## Start Material supplied
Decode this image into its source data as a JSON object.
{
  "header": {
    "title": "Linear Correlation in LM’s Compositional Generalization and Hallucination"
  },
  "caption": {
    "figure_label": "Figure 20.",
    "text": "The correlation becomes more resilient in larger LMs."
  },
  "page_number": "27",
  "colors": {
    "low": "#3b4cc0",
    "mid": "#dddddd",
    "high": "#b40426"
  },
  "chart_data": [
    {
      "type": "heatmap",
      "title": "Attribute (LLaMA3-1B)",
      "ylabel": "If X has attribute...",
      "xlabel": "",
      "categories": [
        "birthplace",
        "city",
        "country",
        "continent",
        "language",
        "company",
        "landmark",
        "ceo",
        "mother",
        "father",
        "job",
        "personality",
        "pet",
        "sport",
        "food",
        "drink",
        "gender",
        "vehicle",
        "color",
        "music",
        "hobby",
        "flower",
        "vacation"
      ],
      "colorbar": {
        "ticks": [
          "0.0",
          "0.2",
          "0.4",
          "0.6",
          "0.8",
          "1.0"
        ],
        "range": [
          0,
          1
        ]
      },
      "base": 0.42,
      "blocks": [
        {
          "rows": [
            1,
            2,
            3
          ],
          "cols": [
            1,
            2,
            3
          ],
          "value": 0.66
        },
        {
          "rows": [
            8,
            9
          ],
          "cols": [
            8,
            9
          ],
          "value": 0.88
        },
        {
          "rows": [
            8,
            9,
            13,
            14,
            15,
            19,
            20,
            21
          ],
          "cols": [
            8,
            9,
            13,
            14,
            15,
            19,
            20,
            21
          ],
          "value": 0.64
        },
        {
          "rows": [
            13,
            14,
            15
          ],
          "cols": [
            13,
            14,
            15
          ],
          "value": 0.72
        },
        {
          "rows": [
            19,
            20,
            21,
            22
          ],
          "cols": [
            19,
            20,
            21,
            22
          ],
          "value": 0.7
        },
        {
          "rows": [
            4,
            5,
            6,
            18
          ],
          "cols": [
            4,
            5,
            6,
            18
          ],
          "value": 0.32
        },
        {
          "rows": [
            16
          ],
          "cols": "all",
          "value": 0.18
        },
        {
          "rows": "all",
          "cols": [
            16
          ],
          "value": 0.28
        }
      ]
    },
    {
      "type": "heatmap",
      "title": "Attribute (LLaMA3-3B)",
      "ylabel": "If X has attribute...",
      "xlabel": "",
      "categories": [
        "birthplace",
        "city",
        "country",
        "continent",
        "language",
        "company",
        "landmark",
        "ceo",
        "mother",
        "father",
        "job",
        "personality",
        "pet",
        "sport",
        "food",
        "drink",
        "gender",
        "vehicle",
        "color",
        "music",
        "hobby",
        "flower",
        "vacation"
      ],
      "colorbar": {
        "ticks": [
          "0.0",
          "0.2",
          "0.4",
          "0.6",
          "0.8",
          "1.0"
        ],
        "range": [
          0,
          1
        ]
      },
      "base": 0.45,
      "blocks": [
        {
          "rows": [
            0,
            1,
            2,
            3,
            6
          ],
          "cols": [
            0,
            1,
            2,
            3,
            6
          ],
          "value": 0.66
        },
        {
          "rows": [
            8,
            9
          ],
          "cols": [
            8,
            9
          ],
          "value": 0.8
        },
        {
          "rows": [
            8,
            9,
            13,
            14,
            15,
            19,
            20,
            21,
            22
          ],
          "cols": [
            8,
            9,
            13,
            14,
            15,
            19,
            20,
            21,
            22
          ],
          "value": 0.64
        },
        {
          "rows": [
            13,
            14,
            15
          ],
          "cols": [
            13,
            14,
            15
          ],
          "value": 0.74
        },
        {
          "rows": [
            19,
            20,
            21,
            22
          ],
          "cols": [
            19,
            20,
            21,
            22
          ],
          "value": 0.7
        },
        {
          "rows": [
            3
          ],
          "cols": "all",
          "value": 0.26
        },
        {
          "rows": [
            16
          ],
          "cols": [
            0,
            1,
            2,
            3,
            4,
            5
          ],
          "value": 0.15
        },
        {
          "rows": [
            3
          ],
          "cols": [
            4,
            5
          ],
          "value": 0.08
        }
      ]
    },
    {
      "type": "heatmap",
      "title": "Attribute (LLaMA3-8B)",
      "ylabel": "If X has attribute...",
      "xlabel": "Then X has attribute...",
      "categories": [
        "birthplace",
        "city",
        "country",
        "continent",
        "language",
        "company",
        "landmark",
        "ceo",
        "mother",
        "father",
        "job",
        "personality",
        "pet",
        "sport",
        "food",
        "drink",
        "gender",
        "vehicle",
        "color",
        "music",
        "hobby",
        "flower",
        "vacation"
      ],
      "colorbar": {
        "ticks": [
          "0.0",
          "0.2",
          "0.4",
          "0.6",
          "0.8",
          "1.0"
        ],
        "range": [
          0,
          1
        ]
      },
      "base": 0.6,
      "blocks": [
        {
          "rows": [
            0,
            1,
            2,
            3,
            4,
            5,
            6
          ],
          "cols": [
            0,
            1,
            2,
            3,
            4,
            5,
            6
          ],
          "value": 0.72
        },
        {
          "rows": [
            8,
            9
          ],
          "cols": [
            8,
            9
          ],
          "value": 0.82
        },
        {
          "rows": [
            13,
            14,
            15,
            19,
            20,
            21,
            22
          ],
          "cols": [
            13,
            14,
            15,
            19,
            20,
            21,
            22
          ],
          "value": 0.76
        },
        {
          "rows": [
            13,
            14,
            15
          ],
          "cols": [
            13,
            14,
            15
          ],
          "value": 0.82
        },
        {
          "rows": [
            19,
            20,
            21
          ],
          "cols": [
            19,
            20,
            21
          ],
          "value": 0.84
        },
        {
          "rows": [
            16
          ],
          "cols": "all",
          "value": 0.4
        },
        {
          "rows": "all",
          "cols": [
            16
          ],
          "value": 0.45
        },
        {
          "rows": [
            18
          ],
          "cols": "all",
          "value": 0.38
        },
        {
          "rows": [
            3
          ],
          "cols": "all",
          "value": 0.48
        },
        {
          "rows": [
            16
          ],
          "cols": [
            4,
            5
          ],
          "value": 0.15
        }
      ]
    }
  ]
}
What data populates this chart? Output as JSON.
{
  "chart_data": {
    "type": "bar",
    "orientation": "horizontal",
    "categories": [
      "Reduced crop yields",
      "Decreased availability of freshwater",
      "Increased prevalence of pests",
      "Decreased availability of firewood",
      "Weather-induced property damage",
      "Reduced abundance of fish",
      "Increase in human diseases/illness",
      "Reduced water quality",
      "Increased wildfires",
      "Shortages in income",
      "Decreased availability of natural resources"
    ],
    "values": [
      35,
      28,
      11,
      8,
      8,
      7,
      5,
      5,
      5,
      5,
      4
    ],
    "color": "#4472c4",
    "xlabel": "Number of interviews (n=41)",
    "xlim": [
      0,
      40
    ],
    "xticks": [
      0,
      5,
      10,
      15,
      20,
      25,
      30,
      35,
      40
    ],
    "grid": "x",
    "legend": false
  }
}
## End Material supplied
:: Short exercise ::
Repeat only the lines from the one holding "What data populates" through the last line of the data.

:: Final result ::
What data populates this chart? Output as JSON.
{
  "chart_data": {
    "type": "bar",
    "orientation": "horizontal",
    "categories": [
      "Reduced crop yields",
      "Decreased availability of freshwater",
      "Increased prevalence of pests",
      "Decreased availability of firewood",
      "Weather-induced property damage",
      "Reduced abundance of fish",
      "Increase in human diseases/illness",
      "Reduced water quality",
      "Increased wildfires",
      "Shortages in income",
      "Decreased availability of natural resources"
    ],
    "values": [
      35,
      28,
      11,
      8,
      8,
      7,
      5,
      5,
      5,
      5,
      4
    ],
    "color": "#4472c4",
    "xlabel": "Number of interviews (n=41)",
    "xlim": [
      0,
      40
    ],
    "xticks": [
      0,
      5,
      10,
      15,
      20,
      25,
      30,
      35,
      40
    ],
    "grid": "x",
    "legend": false
  }
}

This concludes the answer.